» **EXERCISE**
Pull out every line in the data that has the string "מתעניינת" in it.

──────────────────────────────

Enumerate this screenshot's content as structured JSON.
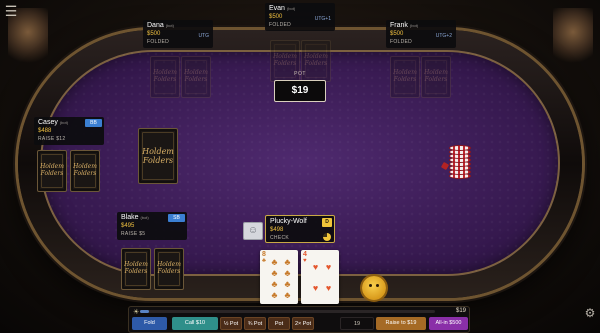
{
  "menu_icon": "hamburger-menu-icon",
  "settings_icon": "gear-icon",
  "pot": {
    "label": "POT",
    "value": "$19"
  },
  "players": {
    "dana": {
      "name": "Dana",
      "tag": "(bot)",
      "chips": "$500",
      "status": "FOLDED",
      "position": "UTG"
    },
    "evan": {
      "name": "Evan",
      "tag": "(bot)",
      "chips": "$500",
      "status": "FOLDED",
      "position": "UTG+1"
    },
    "frank": {
      "name": "Frank",
      "tag": "(bot)",
      "chips": "$500",
      "status": "FOLDED",
      "position": "UTG+2"
    },
    "casey": {
      "name": "Casey",
      "tag": "(bot)",
      "chips": "$488",
      "status": "RAISE  $12",
      "badge": "BB"
    },
    "blake": {
      "name": "Blake",
      "tag": "(bot)",
      "chips": "$495",
      "status": "RAISE  $5",
      "badge": "SB"
    },
    "hero": {
      "name": "Plucky-Wolf",
      "chips": "$498",
      "status": "CHECK",
      "badge": "D"
    }
  },
  "card_back_logo": "Holdem Folders",
  "hero_cards": [
    {
      "rank": "8",
      "suit": "clubs",
      "symbol": "♣"
    },
    {
      "rank": "4",
      "suit": "hearts",
      "symbol": "♥"
    }
  ],
  "colors": {
    "felt": "#3b1c55",
    "accent_gold": "#f0c040",
    "fold": "#2e5aa8",
    "call": "#2f8f8a",
    "raise": "#a56a25",
    "allin": "#8a2fa8"
  },
  "controls": {
    "slider_max_label": "$19",
    "slider_fraction": 0.0,
    "fold": "Fold",
    "call": "Call  $10",
    "bet_half": "½ Pot",
    "bet_three_quarter": "¾ Pot",
    "bet_pot": "Pot",
    "bet_two_pot": "2× Pot",
    "amount": "19",
    "raise": "Raise to  $19",
    "allin": "All-in  $500"
  }
}
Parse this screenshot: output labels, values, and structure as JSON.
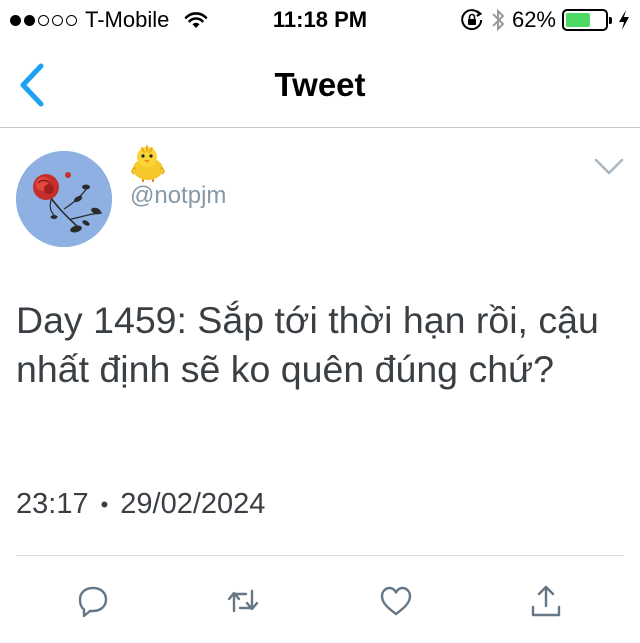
{
  "status_bar": {
    "carrier": "T-Mobile",
    "time": "11:18 PM",
    "battery_percent": "62%",
    "battery_level": 0.62,
    "signal_bars_filled": 2,
    "signal_bars_total": 5,
    "icons": [
      "wifi-icon",
      "orientation-lock-icon",
      "bluetooth-icon",
      "battery-icon",
      "charging-bolt-icon"
    ],
    "battery_color": "#4cd964"
  },
  "nav": {
    "title": "Tweet",
    "back_icon": "chevron-left-icon",
    "accent_color": "#1da1f2"
  },
  "tweet": {
    "display_name_emoji": "baby-chick-emoji",
    "handle": "@notpjm",
    "avatar": "red-rose-avatar",
    "text": "Day 1459: Sắp tới thời hạn rồi, cậu nhất định sẽ ko quên đúng chứ?",
    "time": "23:17",
    "separator": "•",
    "date": "29/02/2024"
  },
  "actions": [
    "reply-icon",
    "retweet-icon",
    "like-icon",
    "share-icon"
  ]
}
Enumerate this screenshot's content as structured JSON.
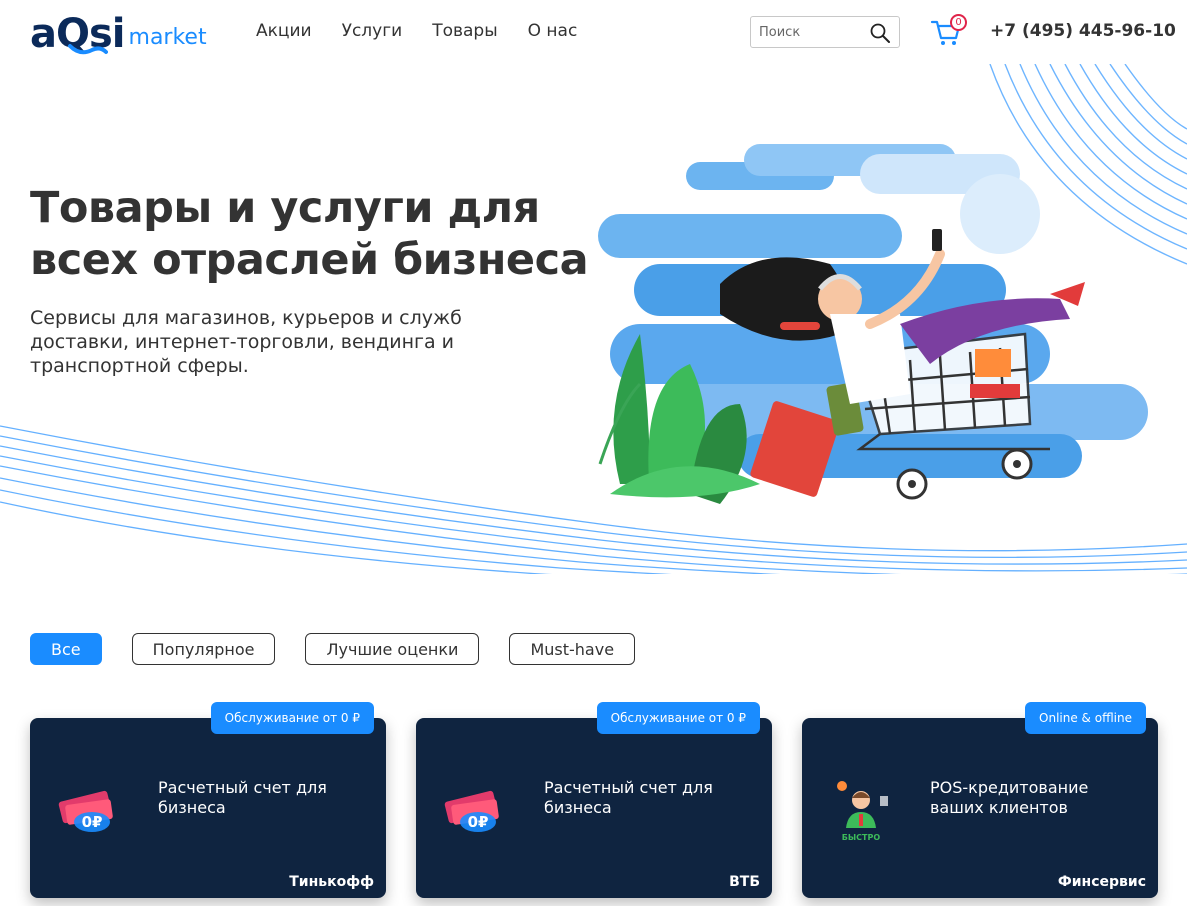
{
  "header": {
    "logo_main": "aQsi",
    "logo_sub": "market",
    "nav": [
      "Акции",
      "Услуги",
      "Товары",
      "О нас"
    ],
    "search_placeholder": "Поиск",
    "cart_count": "0",
    "phone": "+7 (495) 445-96-10"
  },
  "hero": {
    "title": "Товары и услуги для всех отраслей бизнеса",
    "subtitle": "Сервисы для магазинов, курьеров и служб доставки, интернет-торговли, вендинга и транспортной сферы."
  },
  "filters": {
    "items": [
      "Все",
      "Популярное",
      "Лучшие оценки",
      "Must-have"
    ],
    "active": "Все"
  },
  "cards": [
    {
      "tag": "Обслуживание от 0 ₽",
      "title": "Расчетный счет для бизнеса",
      "provider": "Тинькофф",
      "icon_text": "0₽",
      "icon": "zero-rubles-icon"
    },
    {
      "tag": "Обслуживание от 0 ₽",
      "title": "Расчетный счет для бизнеса",
      "provider": "ВТБ",
      "icon_text": "0₽",
      "icon": "zero-rubles-icon"
    },
    {
      "tag": "Online & offline",
      "title": "POS-кредитование ваших клиентов",
      "provider": "Финсервис",
      "icon_text": "БЫСТРО",
      "icon": "fast-credit-man-icon"
    }
  ],
  "colors": {
    "accent": "#1a8cff",
    "dark_card": "#0f2440",
    "badge": "#e0244a",
    "logo_dark": "#0b2a5a"
  }
}
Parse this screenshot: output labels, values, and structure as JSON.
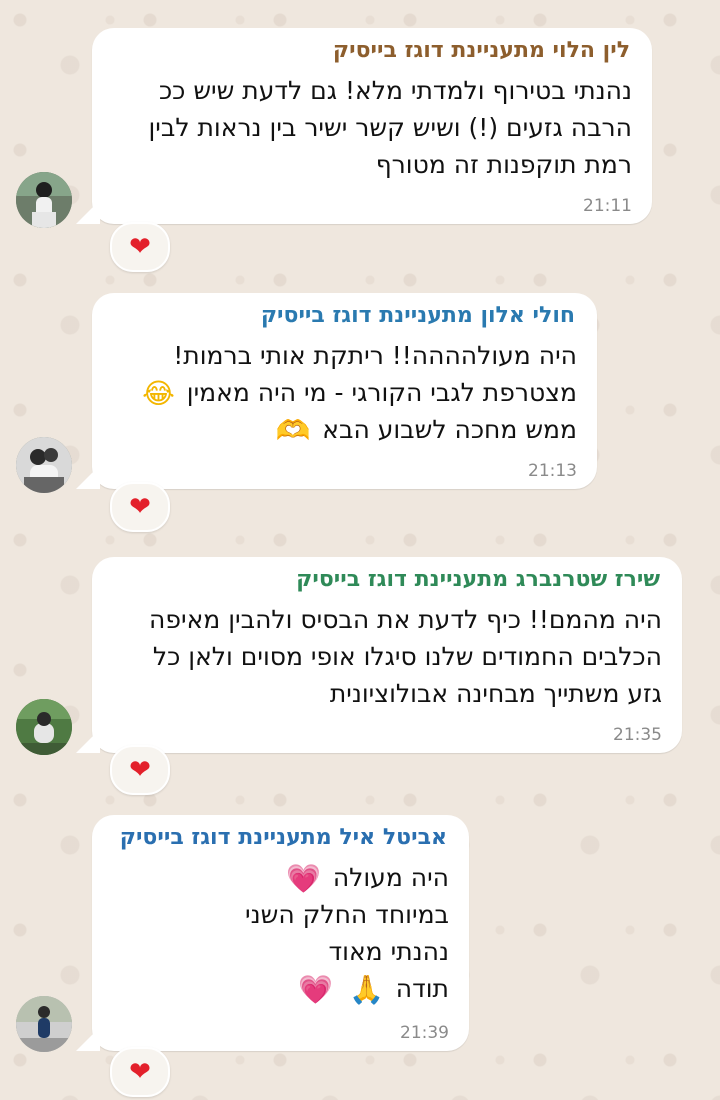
{
  "messages": [
    {
      "sender": "לין הלוי מתעניינת דוגז בייסיק",
      "sender_color": "#8d5e2d",
      "lines": [
        "נהנתי בטירוף ולמדתי מלא! גם לדעת שיש ככ",
        "הרבה גזעים (!) ושיש קשר ישיר בין נראות לבין",
        "רמת תוקפנות זה מטורף"
      ],
      "time": "21:11",
      "reaction": "❤"
    },
    {
      "sender": "חולי אלון מתעניינת דוגז בייסיק",
      "sender_color": "#2a7ab0",
      "lines": [
        "היה מעולהההה!! ריתקת אותי ברמות!",
        "מצטרפת לגבי הקורגי - מי היה מאמין",
        "ממש מחכה לשבוע הבא"
      ],
      "emoji": {
        "line2": "😂",
        "line3": "🫶"
      },
      "time": "21:13",
      "reaction": "❤"
    },
    {
      "sender": "שירז שטרנברג מתעניינת דוגז בייסיק",
      "sender_color": "#2f8a58",
      "lines": [
        "היה מהמם!! כיף לדעת את הבסיס ולהבין מאיפה",
        "הכלבים החמודים שלנו סיגלו אופי מסוים ולאן כל",
        "גזע משתייך מבחינה אבולוציונית"
      ],
      "time": "21:35",
      "reaction": "❤"
    },
    {
      "sender": "אביטל איל מתעניינת דוגז בייסיק",
      "sender_color": "#2a6fb0",
      "lines": [
        "היה מעולה",
        "במיוחד החלק השני",
        "נהנתי מאוד",
        "תודה"
      ],
      "emoji": {
        "line1": "💗",
        "line4a": "🙏",
        "line4b": "💗"
      },
      "time": "21:39",
      "reaction": "❤"
    }
  ]
}
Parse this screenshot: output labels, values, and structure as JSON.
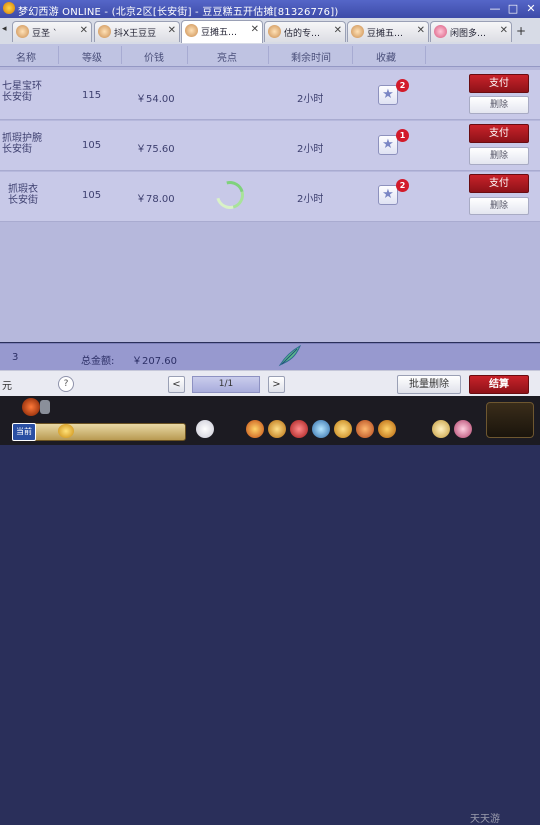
{
  "window": {
    "title": "梦幻西游 ONLINE - (北京2区[长安街] - 豆豆糕五开估摊[81326776])",
    "controls": [
      "—",
      "□",
      "✕"
    ]
  },
  "tabs": [
    {
      "label": "豆圣 `",
      "active": false
    },
    {
      "label": "抖X王豆豆",
      "active": false
    },
    {
      "label": "豆摊五…",
      "active": true
    },
    {
      "label": "估的专…",
      "active": false
    },
    {
      "label": "豆摊五…",
      "active": false
    },
    {
      "label": "闲图多…",
      "active": false
    }
  ],
  "table": {
    "columns": [
      "名称",
      "等级",
      "价钱",
      "亮点",
      "剩余时间",
      "收藏"
    ],
    "rows": [
      {
        "name_line1": "七星宝环",
        "name_line2": "长安街",
        "level": "115",
        "price": "￥54.00",
        "time": "2小时",
        "fav_count": "2",
        "pay": "支付",
        "remove": "删除"
      },
      {
        "name_line1": "抓瑕护腕",
        "name_line2": "长安街",
        "level": "105",
        "price": "￥75.60",
        "time": "2小时",
        "fav_count": "1",
        "pay": "支付",
        "remove": "删除"
      },
      {
        "name_line1": "抓瑕衣",
        "name_line2": "长安街",
        "level": "105",
        "price": "￥78.00",
        "time": "2小时",
        "fav_count": "2",
        "pay": "支付",
        "remove": "删除"
      }
    ]
  },
  "summary": {
    "count": "3",
    "total_label": "总金额:",
    "total_amount": "￥207.60"
  },
  "pager": {
    "left_text": "元",
    "help": "?",
    "prev": "<",
    "page": "1/1",
    "next": ">",
    "batch_delete": "批量删除",
    "settle": "结算"
  },
  "game": {
    "current_channel": "当前",
    "watermark": "天天游"
  },
  "colors": {
    "accent_red": "#b0181f",
    "list_bg": "#c8c9e8",
    "summary_bg": "#9799cf"
  },
  "icons": [
    "star-icon",
    "feather-icon",
    "help-icon",
    "spinner-icon"
  ]
}
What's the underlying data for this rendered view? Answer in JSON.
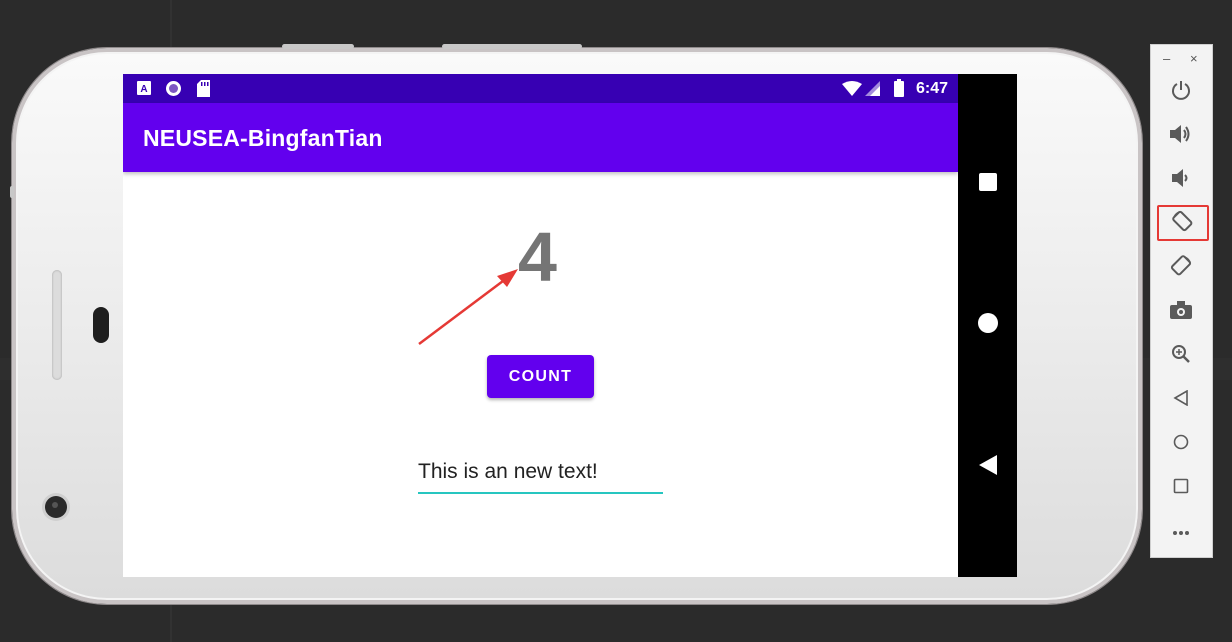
{
  "status_bar": {
    "time": "6:47"
  },
  "app_bar": {
    "title": "NEUSEA-BingfanTian"
  },
  "main": {
    "count_value": "4",
    "count_button_label": "COUNT",
    "text_field_value": "This is an new text!"
  },
  "colors": {
    "primary": "#6200ee",
    "primary_dark": "#3700b3",
    "counter_text": "#757575",
    "text_field_underline": "#26c6c0",
    "annotation": "#e53935"
  },
  "nav_bar": {
    "icons": [
      "recent-apps-icon",
      "home-icon",
      "back-icon"
    ]
  },
  "emulator_toolbar": {
    "window_controls": [
      "minimize",
      "close"
    ],
    "buttons": [
      "power-icon",
      "volume-up-icon",
      "volume-down-icon",
      "rotate-left-icon",
      "rotate-right-icon",
      "screenshot-icon",
      "zoom-icon",
      "back-icon",
      "home-icon",
      "overview-icon",
      "more-icon"
    ],
    "selected": "rotate-left-icon"
  }
}
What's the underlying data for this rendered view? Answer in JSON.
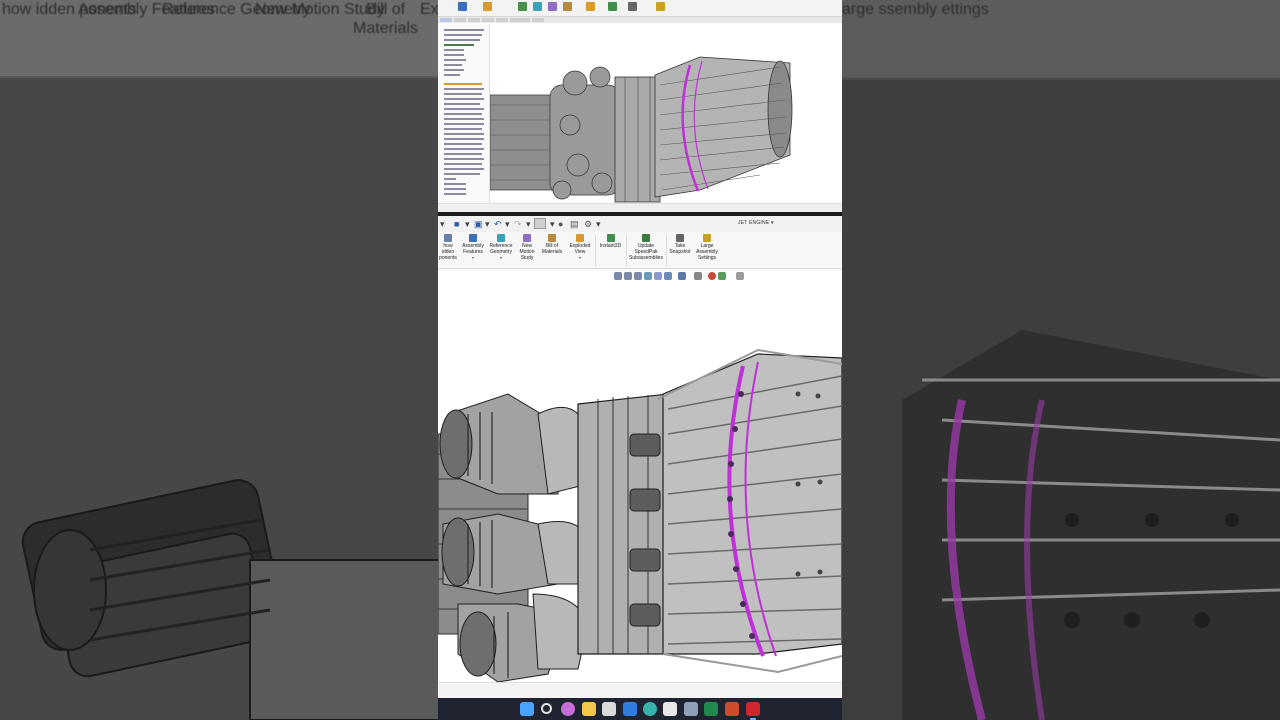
{
  "background_left_ribbon": [
    {
      "id": "show-hidden",
      "label": "how\nidden\nponents"
    },
    {
      "id": "assembly-features",
      "label": "Assembly\nFeatures"
    },
    {
      "id": "reference-geometry",
      "label": "Reference\nGeometry"
    },
    {
      "id": "new-motion-study",
      "label": "New\nMotion\nStudy"
    },
    {
      "id": "bill-of-materials",
      "label": "Bill of\nMaterials"
    },
    {
      "id": "exploded",
      "label": "Ex"
    }
  ],
  "background_right_ribbon": [
    {
      "id": "large-assembly",
      "label": "arge\nssembly\nettings"
    }
  ],
  "document": {
    "title": "JET ENGINE"
  },
  "ribbon": {
    "buttons": [
      {
        "id": "show-hidden-components",
        "label": "how\nidden\nponents",
        "icon": "eye-icon",
        "color": "#6a7fa8"
      },
      {
        "id": "assembly-features",
        "label": "Assembly\nFeatures",
        "icon": "assembly-features-icon",
        "color": "#3b6fb8",
        "dropdown": "▾"
      },
      {
        "id": "reference-geometry",
        "label": "Reference\nGeometry",
        "icon": "reference-geometry-icon",
        "color": "#3aa3b8",
        "dropdown": "▾"
      },
      {
        "id": "new-motion-study",
        "label": "New\nMotion\nStudy",
        "icon": "motion-study-icon",
        "color": "#8e6fc2"
      },
      {
        "id": "bill-of-materials",
        "label": "Bill of\nMaterials",
        "icon": "bill-of-materials-icon",
        "color": "#b58a3a"
      },
      {
        "id": "exploded-view",
        "label": "Exploded\nView",
        "icon": "exploded-view-icon",
        "color": "#d89a2c",
        "dropdown": "▾"
      },
      {
        "id": "instant3d",
        "label": "Instant3D",
        "icon": "instant3d-icon",
        "color": "#3f8f4a"
      },
      {
        "id": "update-speedpak",
        "label": "Update\nSpeedPak\nSubassemblies",
        "icon": "speedpak-icon",
        "color": "#3a7a3a"
      },
      {
        "id": "take-snapshot",
        "label": "Take\nSnapshot",
        "icon": "camera-icon",
        "color": "#666666"
      },
      {
        "id": "large-assembly-settings",
        "label": "Large\nAssembly\nSettings",
        "icon": "large-assembly-icon",
        "color": "#c9a11c"
      }
    ]
  },
  "quick_access": {
    "items": [
      "▾",
      "💾",
      "▾",
      "🖶",
      "▾",
      "↶",
      "▾",
      "↷",
      "▾"
    ]
  },
  "heads_up_toolbar": {
    "icons": [
      "zoom-to-fit-icon",
      "zoom-area-icon",
      "previous-view-icon",
      "section-view-icon",
      "view-selector-icon",
      "view-orientation-icon",
      "display-style-icon",
      "hide-show-icon",
      "edit-appearance-icon",
      "apply-scene-icon",
      "view-settings-icon"
    ]
  },
  "taskbar": {
    "icons": [
      {
        "name": "windows-start-icon",
        "color": "#4aa3ff"
      },
      {
        "name": "search-icon",
        "color": "#e0e0e0"
      },
      {
        "name": "copilot-icon",
        "color": "#c86cd8"
      },
      {
        "name": "file-explorer-icon",
        "color": "#f2c94c"
      },
      {
        "name": "snipping-tool-icon",
        "color": "#d9d9d9"
      },
      {
        "name": "mail-icon",
        "color": "#2f7de1"
      },
      {
        "name": "edge-icon",
        "color": "#35b3a8"
      },
      {
        "name": "store-icon",
        "color": "#e8e8e8"
      },
      {
        "name": "notes-icon",
        "color": "#8fa0b8"
      },
      {
        "name": "excel-icon",
        "color": "#1f8a4c"
      },
      {
        "name": "powerpoint-icon",
        "color": "#d04b2a"
      },
      {
        "name": "solidworks-icon",
        "color": "#d0262f"
      }
    ]
  },
  "colors": {
    "selection_highlight": "#c030d8",
    "ribbon_bg": "#f7f7f7",
    "taskbar_bg": "#1f2430"
  }
}
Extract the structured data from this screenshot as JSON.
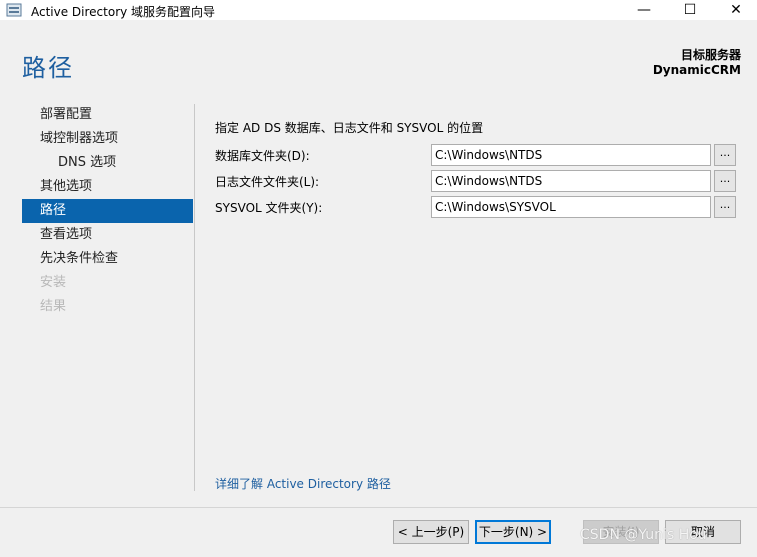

──────────────────────────────

» **TASK SOLUTION**
      "sender": "לין הלוי מתעניינת דוגז בייסיק",
      "sender": "חולי אלון מתעניינת דוגז בייסיק",
      "sender": "שירז שטרנברג מתעניינת דוגז בייסיק",
      "sender": "אביטל איל מתעניינת דוגז בייסיק",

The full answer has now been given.